GIVEN INSTRUCTION 1:
From the records, present only the lines starting with the line containing "paragraph-intro: Powyższy schemat" and going on through the line containing "cell-dim: 210 x" as a Markdown table with the columns Row and Line, omitting blank lines.

PAGE TEXT:
8.6.1.  Operation in RECOVER-WAIT State

   The server MUST NOT be responsive in RECOVER-WAIT state.

8.6.2.  Transition out of RECOVER-WAIT State

   Upon entry into RECOVER-WAIT state, the server MUST start a timer
   whose expiration is set to a time equal to the time the server went
   down (the TIME-OF-FAILURE from Section 8.3.2), if known, or the time
   the server started (if the TIME-OF-FAILURE is unknown), plus the
   MCLT.  When this timer expires, the server will transition into
   RECOVER-DONE state.

   This allows any IPv6 addresses or prefixes that were allocated by
   this server prior to the loss of its client binding information in
   stable storage to contact the other server or to time out.

   If the server has never before run failover, then there is no need to
   wait in this state, and the server MAY transition immediately to
   RECOVER-DONE state.  However, to determine if this server has run
   failover, it is vital that the information provided by the partner be
   utilized, since the stable storage of this server may have been lost.

   If communication fails while a server is in RECOVER-WAIT state, it
   has no effect on the operation of this state.  The server SHOULD
   continue to operate its timer, and if the timer expires during the
   period where communications with the other server have failed, then
   the server SHOULD transition to RECOVER-DONE state.  This is rare --
   failover state transitions are not usually made while communications
   are interrupted, but in this case there is no reason to inhibit this
   transition.

RFC8156 - Page 77

8.7.  RECOVER-DONE State

   This state exists to allow an interlocked transition for one server
   from RECOVER state and another server from PARTNER-DOWN or
   COMMUNICATIONS-INTERRUPTED state into NORMAL state.

8.7.1.  Operation in RECOVER-DONE State

   A server in RECOVER-DONE state SHOULD be renew responsive and MAY
   respond to RENEW requests but MUST only change the state of a lease
   that appears in the RENEW request.  It MUST NOT allocate any
   additional leases when in RECOVER-DONE state and should only respond
   to RENEW requests where it already has a record of the lease.

8.7.2.  Transition out of RECOVER-DONE State

   When a server in RECOVER-DONE state determines that its partner
   server has entered NORMAL or RECOVER-DONE state, it will transition
   into NORMAL state.

   If the partner server enters RECOVER or RECOVER-WAIT state, this
   server transitions to COMMUNICATIONS-INTERRUPTED.

   If the partner server enters POTENTIAL-CONFLICT state, this server
   enters POTENTIAL-CONFLICT state as well.

Some records:
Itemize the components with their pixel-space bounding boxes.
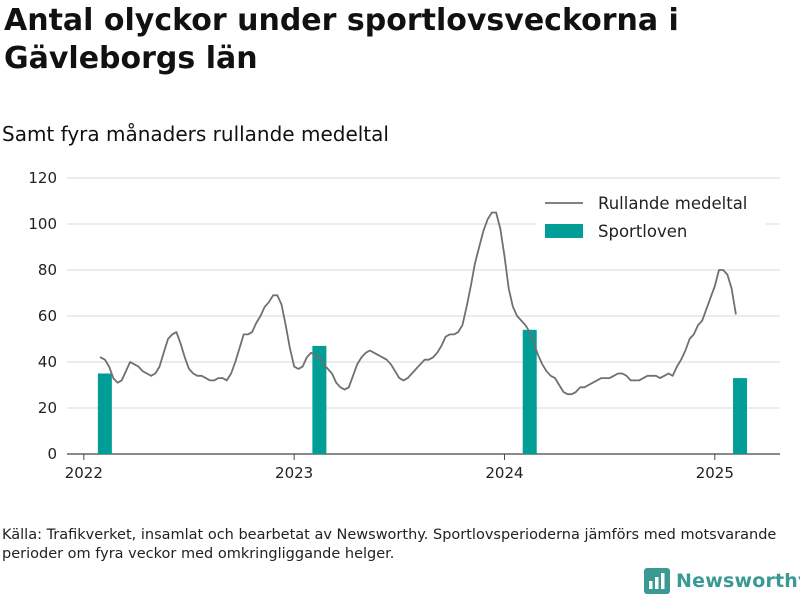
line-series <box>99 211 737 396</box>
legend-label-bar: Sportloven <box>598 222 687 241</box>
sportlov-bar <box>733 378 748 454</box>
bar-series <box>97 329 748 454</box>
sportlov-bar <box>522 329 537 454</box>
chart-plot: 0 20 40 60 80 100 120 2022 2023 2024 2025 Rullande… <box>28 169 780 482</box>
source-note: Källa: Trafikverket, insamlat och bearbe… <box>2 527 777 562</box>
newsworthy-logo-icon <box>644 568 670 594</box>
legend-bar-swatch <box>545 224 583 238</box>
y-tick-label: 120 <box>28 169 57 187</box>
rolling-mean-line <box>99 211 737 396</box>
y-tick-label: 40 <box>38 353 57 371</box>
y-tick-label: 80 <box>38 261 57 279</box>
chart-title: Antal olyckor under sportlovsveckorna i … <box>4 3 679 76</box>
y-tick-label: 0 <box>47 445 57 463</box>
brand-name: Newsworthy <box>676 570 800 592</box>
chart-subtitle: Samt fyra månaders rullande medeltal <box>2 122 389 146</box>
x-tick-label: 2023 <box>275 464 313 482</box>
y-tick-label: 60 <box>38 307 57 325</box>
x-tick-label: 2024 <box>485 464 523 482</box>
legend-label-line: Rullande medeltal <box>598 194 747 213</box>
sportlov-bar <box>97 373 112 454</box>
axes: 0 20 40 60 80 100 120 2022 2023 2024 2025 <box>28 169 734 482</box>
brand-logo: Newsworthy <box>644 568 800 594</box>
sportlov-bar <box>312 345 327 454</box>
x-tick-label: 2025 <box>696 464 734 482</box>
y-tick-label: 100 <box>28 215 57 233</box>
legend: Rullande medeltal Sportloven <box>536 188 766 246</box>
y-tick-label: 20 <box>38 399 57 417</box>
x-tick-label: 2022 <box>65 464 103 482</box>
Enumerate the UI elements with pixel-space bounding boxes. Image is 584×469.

* * *

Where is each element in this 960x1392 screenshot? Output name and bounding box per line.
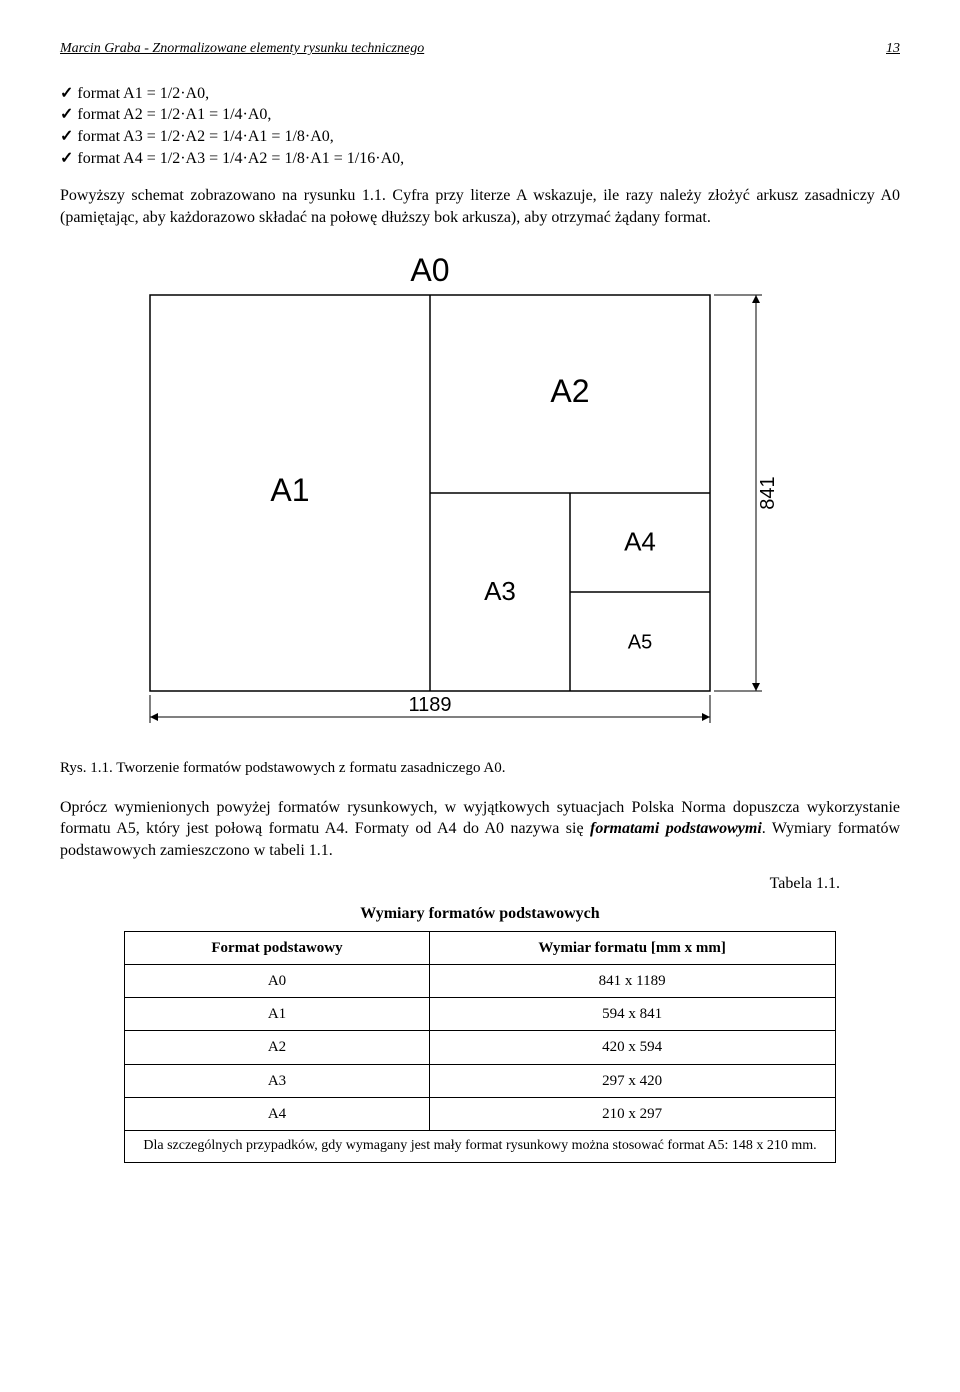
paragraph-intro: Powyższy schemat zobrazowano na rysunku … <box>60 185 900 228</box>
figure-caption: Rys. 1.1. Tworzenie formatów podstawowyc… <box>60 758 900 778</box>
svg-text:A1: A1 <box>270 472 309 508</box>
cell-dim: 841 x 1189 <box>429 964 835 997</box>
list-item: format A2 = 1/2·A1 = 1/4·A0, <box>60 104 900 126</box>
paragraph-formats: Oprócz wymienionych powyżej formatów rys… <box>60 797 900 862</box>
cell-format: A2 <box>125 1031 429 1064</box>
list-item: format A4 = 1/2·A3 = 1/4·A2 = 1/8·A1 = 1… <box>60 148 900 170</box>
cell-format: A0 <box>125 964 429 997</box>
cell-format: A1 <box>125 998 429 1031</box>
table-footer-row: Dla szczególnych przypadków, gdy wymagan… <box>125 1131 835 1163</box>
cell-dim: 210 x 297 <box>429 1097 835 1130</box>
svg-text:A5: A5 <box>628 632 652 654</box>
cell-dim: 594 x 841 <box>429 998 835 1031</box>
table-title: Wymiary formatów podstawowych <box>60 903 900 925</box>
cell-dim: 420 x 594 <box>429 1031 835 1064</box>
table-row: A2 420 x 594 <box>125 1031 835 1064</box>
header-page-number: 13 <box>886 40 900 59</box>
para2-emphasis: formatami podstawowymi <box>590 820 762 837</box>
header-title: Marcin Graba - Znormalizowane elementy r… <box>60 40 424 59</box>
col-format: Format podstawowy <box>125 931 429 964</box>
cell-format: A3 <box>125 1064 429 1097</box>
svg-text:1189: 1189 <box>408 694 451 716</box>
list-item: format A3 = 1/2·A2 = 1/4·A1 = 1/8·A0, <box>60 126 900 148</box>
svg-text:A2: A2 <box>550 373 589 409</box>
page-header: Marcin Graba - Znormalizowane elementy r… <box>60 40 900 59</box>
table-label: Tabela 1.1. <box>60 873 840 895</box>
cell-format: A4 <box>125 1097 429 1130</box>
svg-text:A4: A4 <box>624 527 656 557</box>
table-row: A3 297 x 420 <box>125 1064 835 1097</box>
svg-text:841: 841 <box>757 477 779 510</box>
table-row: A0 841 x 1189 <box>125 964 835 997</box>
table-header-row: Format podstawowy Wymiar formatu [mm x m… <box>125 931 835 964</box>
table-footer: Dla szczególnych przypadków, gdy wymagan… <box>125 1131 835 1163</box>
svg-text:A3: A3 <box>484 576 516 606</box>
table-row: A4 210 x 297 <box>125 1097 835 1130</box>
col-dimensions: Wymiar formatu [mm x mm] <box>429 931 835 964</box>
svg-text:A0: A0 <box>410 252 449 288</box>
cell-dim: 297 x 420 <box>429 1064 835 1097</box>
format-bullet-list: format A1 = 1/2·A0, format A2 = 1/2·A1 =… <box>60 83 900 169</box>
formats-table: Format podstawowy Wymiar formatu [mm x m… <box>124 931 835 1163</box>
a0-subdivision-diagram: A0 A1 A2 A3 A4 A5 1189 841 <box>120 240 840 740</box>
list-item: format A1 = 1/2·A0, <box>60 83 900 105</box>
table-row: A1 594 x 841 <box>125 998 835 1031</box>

GIVEN INSTRUCTION 2:
Extend the text on failover server states past its final sentence.

TASK RESULT 1:
| Row | Line |
|---|---|
| 1 | paragraph-intro: Powyższy schemat zobrazowano na rysunku … <box>60 185 900 228</box> |
| 2 | figure-caption: Rys. 1.1. Tworzenie formatów podstawowyc… <box>60 758 900 778</box> |
| 3 | svg-text:A1: A1 <box>270 472 309 508</box> |
| 4 | cell-dim: 841 x 1189 <box>429 964 835 997</box> |
| 5 | list-item: format A2 = 1/2·A1 = 1/4·A0, <box>60 104 900 126</box> |
| 6 | paragraph-formats: Oprócz wymienionych powyżej formatów rys… <box>60 797 900 862</box> |
| 7 | cell-format: A2 <box>125 1031 429 1064</box> |
| 8 | list-item: format A4 = 1/2·A3 = 1/4·A2 = 1/8·A1 = 1… <box>60 148 900 170</box> |
| 9 | cell-format: A0 <box>125 964 429 997</box> |
| 10 | cell-format: A1 <box>125 998 429 1031</box> |
| 11 | table-footer-row: Dla szczególnych przypadków, gdy wymagan… <box>125 1131 835 1163</box> |
| 12 | cell-dim: 210 x 297 <box>429 1097 835 1130</box> |

TASK RESULT 2:
   If communication fails while in RECOVER-DONE state, a server will
   stay in RECOVER-DONE state.

8.8.  NORMAL State

   NORMAL state is the state used by a server when it is communicating
   with the other server and any required resynchronization has been
   performed.  While some binding database synchronization is performed
   in NORMAL state, potential conflicts are resolved prior to entry into
   NORMAL state, as is binding database data loss.

   When entering NORMAL state, a server will send to the other server
   all currently unacknowledged binding updates as BNDUPD messages.

   When the above process is complete, if the server entering NORMAL
   state is a secondary server, then it will request delegable prefixes
   for allocation using the POOLREQ message.

RFC8156 - Page 78

8.8.1.  Operation in NORMAL State

   The primary server is responsive in NORMAL state.  The secondary is
   renew responsive in NORMAL state.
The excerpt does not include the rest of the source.